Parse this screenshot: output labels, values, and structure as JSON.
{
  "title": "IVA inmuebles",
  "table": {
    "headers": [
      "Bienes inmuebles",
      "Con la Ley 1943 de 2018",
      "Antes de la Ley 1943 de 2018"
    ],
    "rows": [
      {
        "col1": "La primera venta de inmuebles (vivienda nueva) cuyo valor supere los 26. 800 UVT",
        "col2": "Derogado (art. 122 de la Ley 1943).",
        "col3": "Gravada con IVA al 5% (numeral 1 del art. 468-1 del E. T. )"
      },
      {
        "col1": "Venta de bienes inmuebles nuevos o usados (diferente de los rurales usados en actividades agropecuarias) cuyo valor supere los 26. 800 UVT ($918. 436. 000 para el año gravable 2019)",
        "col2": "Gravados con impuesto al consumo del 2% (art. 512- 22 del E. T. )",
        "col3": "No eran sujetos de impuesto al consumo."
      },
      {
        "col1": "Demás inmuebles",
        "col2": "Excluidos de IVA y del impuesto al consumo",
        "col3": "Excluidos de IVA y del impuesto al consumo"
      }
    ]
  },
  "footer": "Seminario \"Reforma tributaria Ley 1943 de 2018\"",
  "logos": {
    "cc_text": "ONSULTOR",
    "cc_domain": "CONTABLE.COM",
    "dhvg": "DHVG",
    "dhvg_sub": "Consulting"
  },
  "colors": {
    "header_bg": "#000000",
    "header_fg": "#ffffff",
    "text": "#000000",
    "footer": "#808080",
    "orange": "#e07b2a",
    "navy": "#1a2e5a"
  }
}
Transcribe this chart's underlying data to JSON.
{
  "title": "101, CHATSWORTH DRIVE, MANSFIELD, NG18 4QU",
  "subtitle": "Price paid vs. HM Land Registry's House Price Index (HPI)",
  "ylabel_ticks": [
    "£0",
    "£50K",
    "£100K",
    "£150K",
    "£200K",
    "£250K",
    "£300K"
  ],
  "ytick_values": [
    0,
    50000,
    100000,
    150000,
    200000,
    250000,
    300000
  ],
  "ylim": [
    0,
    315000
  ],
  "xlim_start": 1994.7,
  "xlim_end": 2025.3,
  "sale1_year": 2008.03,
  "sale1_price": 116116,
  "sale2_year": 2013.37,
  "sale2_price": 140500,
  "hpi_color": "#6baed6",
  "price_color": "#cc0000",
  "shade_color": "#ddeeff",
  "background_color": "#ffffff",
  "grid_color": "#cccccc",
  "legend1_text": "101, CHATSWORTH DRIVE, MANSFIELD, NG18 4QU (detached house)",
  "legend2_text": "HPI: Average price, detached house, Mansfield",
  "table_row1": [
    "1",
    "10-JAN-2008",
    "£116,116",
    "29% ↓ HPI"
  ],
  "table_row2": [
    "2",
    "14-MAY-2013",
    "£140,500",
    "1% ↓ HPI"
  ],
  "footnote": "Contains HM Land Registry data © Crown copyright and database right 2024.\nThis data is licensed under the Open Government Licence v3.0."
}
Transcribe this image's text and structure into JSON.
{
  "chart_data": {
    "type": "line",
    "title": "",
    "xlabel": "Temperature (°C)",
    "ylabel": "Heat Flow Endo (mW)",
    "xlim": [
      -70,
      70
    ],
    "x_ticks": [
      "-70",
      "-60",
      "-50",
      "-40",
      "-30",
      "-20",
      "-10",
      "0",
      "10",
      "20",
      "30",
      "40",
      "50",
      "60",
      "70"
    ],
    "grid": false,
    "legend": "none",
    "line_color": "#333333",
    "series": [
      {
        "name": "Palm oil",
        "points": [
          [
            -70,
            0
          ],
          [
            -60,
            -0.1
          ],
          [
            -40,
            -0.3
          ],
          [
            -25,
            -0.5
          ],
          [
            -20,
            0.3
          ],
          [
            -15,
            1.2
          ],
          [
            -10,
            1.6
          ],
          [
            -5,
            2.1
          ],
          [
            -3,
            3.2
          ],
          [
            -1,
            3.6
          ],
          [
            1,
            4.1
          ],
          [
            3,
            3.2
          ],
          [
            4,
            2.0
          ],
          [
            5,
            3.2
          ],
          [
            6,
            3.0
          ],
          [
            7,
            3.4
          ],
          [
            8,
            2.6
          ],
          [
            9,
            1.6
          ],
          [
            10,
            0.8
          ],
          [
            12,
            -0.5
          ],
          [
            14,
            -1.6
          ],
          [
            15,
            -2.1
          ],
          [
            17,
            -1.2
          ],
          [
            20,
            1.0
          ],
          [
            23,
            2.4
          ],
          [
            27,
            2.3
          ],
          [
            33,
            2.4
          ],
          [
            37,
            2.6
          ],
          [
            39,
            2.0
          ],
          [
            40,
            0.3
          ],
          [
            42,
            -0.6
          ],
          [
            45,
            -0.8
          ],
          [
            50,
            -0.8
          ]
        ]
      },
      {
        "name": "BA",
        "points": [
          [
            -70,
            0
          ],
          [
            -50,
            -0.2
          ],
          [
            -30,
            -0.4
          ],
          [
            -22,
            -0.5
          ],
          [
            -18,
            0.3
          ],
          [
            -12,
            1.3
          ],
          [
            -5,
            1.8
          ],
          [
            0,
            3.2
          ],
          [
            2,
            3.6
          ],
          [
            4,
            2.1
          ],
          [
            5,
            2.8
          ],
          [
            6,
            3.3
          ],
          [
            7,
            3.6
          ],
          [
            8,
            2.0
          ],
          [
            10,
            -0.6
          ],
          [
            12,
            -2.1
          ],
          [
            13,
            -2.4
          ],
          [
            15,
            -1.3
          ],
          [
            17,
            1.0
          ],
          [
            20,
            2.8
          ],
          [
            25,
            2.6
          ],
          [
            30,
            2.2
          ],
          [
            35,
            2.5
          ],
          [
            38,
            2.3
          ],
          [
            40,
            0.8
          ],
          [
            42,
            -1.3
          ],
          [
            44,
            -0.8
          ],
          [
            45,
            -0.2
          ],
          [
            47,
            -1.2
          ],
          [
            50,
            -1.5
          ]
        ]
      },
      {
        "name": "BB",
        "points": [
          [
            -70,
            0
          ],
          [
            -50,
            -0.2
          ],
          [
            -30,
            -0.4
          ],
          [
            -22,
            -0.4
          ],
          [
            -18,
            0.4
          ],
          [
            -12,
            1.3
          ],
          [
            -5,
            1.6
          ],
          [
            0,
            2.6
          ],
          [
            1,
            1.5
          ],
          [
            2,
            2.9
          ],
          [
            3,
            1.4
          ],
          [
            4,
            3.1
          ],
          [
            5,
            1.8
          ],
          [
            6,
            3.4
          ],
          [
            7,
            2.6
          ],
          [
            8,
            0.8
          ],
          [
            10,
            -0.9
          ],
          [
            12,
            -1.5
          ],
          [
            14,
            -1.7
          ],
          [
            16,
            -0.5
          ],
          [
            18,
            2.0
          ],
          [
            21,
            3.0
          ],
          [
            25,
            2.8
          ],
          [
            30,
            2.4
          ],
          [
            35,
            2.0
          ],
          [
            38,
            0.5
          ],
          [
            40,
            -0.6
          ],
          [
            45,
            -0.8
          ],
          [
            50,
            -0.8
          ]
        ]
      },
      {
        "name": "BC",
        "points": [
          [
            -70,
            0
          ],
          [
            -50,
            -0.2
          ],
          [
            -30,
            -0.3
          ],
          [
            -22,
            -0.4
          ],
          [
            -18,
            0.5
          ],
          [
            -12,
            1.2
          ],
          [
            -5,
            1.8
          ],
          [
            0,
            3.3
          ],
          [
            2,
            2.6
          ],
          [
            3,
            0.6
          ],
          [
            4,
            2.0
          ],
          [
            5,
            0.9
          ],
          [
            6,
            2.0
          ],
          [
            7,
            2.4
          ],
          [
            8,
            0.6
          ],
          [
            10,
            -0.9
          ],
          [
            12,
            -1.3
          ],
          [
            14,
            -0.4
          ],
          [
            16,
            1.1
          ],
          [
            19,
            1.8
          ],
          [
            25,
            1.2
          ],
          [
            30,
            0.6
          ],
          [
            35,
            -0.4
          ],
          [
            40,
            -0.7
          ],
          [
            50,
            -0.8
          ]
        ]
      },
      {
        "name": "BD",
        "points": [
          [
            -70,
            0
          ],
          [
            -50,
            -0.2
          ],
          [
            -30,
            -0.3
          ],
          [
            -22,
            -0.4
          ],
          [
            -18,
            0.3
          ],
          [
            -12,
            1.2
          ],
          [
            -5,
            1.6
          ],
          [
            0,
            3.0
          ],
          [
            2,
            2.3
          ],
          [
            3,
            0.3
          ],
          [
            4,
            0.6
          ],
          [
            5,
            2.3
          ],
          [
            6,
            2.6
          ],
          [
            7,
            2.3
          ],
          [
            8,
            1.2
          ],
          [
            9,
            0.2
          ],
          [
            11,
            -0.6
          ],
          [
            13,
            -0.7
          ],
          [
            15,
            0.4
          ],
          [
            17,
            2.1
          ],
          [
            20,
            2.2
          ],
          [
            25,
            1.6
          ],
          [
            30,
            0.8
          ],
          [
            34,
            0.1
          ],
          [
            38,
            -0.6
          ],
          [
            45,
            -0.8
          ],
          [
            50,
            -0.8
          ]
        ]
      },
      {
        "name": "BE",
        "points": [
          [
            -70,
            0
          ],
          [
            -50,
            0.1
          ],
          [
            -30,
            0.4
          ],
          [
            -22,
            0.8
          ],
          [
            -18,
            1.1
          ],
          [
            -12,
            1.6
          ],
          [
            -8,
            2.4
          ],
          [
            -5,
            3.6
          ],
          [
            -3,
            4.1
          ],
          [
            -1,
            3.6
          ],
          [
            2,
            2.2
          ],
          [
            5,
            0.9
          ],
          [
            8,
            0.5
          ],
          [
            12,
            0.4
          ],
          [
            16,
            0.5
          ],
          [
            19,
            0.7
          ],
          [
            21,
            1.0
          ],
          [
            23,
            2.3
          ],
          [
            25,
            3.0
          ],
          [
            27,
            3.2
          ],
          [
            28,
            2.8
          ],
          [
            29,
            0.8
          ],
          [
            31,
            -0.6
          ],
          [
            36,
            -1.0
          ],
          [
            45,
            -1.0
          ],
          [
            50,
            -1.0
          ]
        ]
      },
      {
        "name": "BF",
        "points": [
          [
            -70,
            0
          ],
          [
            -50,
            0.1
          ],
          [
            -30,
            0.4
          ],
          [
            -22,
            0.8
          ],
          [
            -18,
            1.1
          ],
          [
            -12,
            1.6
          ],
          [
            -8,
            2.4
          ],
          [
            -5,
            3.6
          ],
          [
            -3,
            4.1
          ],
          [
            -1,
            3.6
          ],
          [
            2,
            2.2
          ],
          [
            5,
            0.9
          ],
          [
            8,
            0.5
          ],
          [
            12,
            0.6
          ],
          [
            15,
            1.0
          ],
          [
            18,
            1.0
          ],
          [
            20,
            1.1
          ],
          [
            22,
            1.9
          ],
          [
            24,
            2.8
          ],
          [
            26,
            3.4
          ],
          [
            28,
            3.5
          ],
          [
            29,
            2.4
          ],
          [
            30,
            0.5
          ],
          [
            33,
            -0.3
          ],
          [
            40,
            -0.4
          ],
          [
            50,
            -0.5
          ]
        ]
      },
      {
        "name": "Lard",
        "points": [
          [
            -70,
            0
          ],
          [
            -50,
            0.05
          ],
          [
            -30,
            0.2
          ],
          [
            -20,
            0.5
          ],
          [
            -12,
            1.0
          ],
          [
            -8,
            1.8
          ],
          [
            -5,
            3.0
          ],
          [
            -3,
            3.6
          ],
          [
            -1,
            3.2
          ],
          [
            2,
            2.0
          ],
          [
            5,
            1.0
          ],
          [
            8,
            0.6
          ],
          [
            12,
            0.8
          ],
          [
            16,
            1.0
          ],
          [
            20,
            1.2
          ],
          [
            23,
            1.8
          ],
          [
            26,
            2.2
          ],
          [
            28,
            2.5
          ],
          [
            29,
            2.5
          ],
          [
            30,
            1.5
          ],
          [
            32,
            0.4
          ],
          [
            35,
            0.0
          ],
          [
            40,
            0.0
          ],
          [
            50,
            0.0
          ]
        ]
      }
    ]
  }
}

....

What is the number of lines in the records above that include the word "DRIVE"? Reply with that number and nothing more.

■ **Worked answer**
2